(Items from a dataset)

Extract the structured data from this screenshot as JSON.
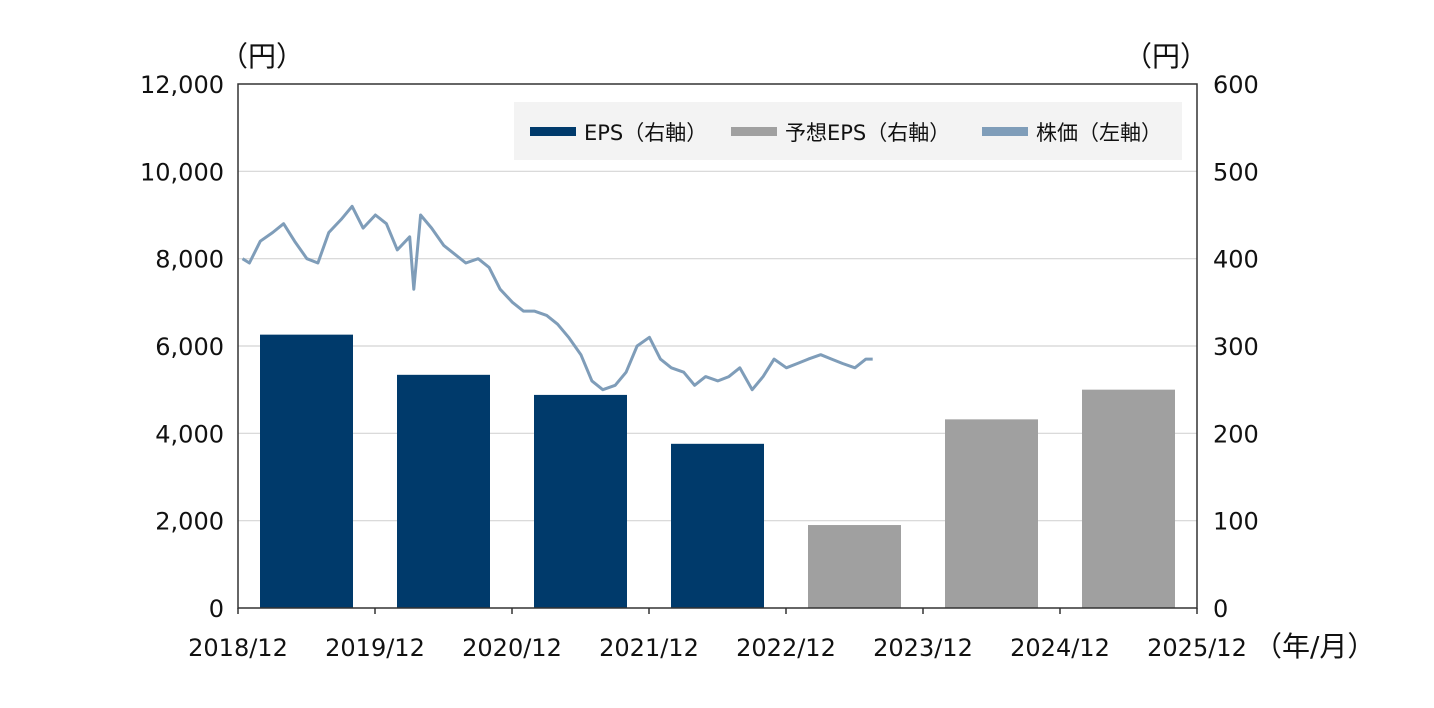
{
  "chart_data": {
    "type": "bar",
    "title": "",
    "left_axis_unit": "（円）",
    "right_axis_unit": "（円）",
    "x_axis_unit": "（年/月）",
    "x_ticks": [
      "2018/12",
      "2019/12",
      "2020/12",
      "2021/12",
      "2022/12",
      "2023/12",
      "2024/12",
      "2025/12"
    ],
    "left_ticks": [
      "0",
      "2,000",
      "4,000",
      "6,000",
      "8,000",
      "10,000",
      "12,000"
    ],
    "right_ticks": [
      "0",
      "100",
      "200",
      "300",
      "400",
      "500",
      "600"
    ],
    "left_ylim": [
      0,
      12000
    ],
    "right_ylim": [
      0,
      600
    ],
    "grid": true,
    "legend_position": "top-right",
    "legend": [
      {
        "label": "EPS（右軸）",
        "color": "#003a6b"
      },
      {
        "label": "予想EPS（右軸）",
        "color": "#a0a0a0"
      },
      {
        "label": "株価（左軸）",
        "color": "#7f9db9"
      }
    ],
    "bars": [
      {
        "period": "2019/12",
        "value": 313,
        "series": "EPS（右軸）"
      },
      {
        "period": "2020/12",
        "value": 267,
        "series": "EPS（右軸）"
      },
      {
        "period": "2021/12",
        "value": 244,
        "series": "EPS（右軸）"
      },
      {
        "period": "2022/12",
        "value": 188,
        "series": "EPS（右軸）"
      },
      {
        "period": "2023/12",
        "value": 95,
        "series": "予想EPS（右軸）"
      },
      {
        "period": "2024/12",
        "value": 216,
        "series": "予想EPS（右軸）"
      },
      {
        "period": "2025/12",
        "value": 250,
        "series": "予想EPS（右軸）"
      }
    ],
    "price_series": {
      "name": "株価（左軸）",
      "x": [
        2018.95,
        2019.0,
        2019.08,
        2019.17,
        2019.25,
        2019.33,
        2019.42,
        2019.5,
        2019.58,
        2019.67,
        2019.75,
        2019.83,
        2019.92,
        2020.0,
        2020.08,
        2020.17,
        2020.2,
        2020.25,
        2020.33,
        2020.42,
        2020.5,
        2020.58,
        2020.67,
        2020.75,
        2020.83,
        2020.92,
        2021.0,
        2021.08,
        2021.17,
        2021.25,
        2021.33,
        2021.42,
        2021.5,
        2021.58,
        2021.67,
        2021.75,
        2021.83,
        2021.92,
        2022.0,
        2022.08,
        2022.17,
        2022.25,
        2022.33,
        2022.42,
        2022.5,
        2022.58,
        2022.67,
        2022.75,
        2022.83,
        2022.92,
        2023.0,
        2023.08,
        2023.17,
        2023.25,
        2023.33,
        2023.42,
        2023.5,
        2023.55
      ],
      "y": [
        8000,
        7900,
        8400,
        8600,
        8800,
        8400,
        8000,
        7900,
        8600,
        8900,
        9200,
        8700,
        9000,
        8800,
        8200,
        8500,
        7300,
        9000,
        8700,
        8300,
        8100,
        7900,
        8000,
        7800,
        7300,
        7000,
        6800,
        6800,
        6700,
        6500,
        6200,
        5800,
        5200,
        5000,
        5100,
        5400,
        6000,
        6200,
        5700,
        5500,
        5400,
        5100,
        5300,
        5200,
        5300,
        5500,
        5000,
        5300,
        5700,
        5500,
        5600,
        5700,
        5800,
        5700,
        5600,
        5500,
        5700,
        5700
      ]
    }
  }
}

STATED TASK: Restate each entry word for word, leaving out any pictures.

THE REPLY:
Extract the structured data from this screenshot as JSON.
{
  "chart_data": {
    "type": "bar",
    "title": "",
    "left_axis_unit": "（円）",
    "right_axis_unit": "（円）",
    "x_axis_unit": "（年/月）",
    "x_ticks": [
      "2018/12",
      "2019/12",
      "2020/12",
      "2021/12",
      "2022/12",
      "2023/12",
      "2024/12",
      "2025/12"
    ],
    "left_ticks": [
      "0",
      "2,000",
      "4,000",
      "6,000",
      "8,000",
      "10,000",
      "12,000"
    ],
    "right_ticks": [
      "0",
      "100",
      "200",
      "300",
      "400",
      "500",
      "600"
    ],
    "left_ylim": [
      0,
      12000
    ],
    "right_ylim": [
      0,
      600
    ],
    "grid": true,
    "legend_position": "top-right",
    "legend": [
      {
        "label": "EPS（右軸）",
        "color": "#003a6b"
      },
      {
        "label": "予想EPS（右軸）",
        "color": "#a0a0a0"
      },
      {
        "label": "株価（左軸）",
        "color": "#7f9db9"
      }
    ],
    "bars": [
      {
        "period": "2019/12",
        "value": 313,
        "series": "EPS（右軸）"
      },
      {
        "period": "2020/12",
        "value": 267,
        "series": "EPS（右軸）"
      },
      {
        "period": "2021/12",
        "value": 244,
        "series": "EPS（右軸）"
      },
      {
        "period": "2022/12",
        "value": 188,
        "series": "EPS（右軸）"
      },
      {
        "period": "2023/12",
        "value": 95,
        "series": "予想EPS（右軸）"
      },
      {
        "period": "2024/12",
        "value": 216,
        "series": "予想EPS（右軸）"
      },
      {
        "period": "2025/12",
        "value": 250,
        "series": "予想EPS（右軸）"
      }
    ],
    "price_series": {
      "name": "株価（左軸）",
      "x": [
        2018.95,
        2019.0,
        2019.08,
        2019.17,
        2019.25,
        2019.33,
        2019.42,
        2019.5,
        2019.58,
        2019.67,
        2019.75,
        2019.83,
        2019.92,
        2020.0,
        2020.08,
        2020.17,
        2020.2,
        2020.25,
        2020.33,
        2020.42,
        2020.5,
        2020.58,
        2020.67,
        2020.75,
        2020.83,
        2020.92,
        2021.0,
        2021.08,
        2021.17,
        2021.25,
        2021.33,
        2021.42,
        2021.5,
        2021.58,
        2021.67,
        2021.75,
        2021.83,
        2021.92,
        2022.0,
        2022.08,
        2022.17,
        2022.25,
        2022.33,
        2022.42,
        2022.5,
        2022.58,
        2022.67,
        2022.75,
        2022.83,
        2022.92,
        2023.0,
        2023.08,
        2023.17,
        2023.25,
        2023.33,
        2023.42,
        2023.5,
        2023.55
      ],
      "y": [
        8000,
        7900,
        8400,
        8600,
        8800,
        8400,
        8000,
        7900,
        8600,
        8900,
        9200,
        8700,
        9000,
        8800,
        8200,
        8500,
        7300,
        9000,
        8700,
        8300,
        8100,
        7900,
        8000,
        7800,
        7300,
        7000,
        6800,
        6800,
        6700,
        6500,
        6200,
        5800,
        5200,
        5000,
        5100,
        5400,
        6000,
        6200,
        5700,
        5500,
        5400,
        5100,
        5300,
        5200,
        5300,
        5500,
        5000,
        5300,
        5700,
        5500,
        5600,
        5700,
        5800,
        5700,
        5600,
        5500,
        5700,
        5700
      ]
    }
  }
}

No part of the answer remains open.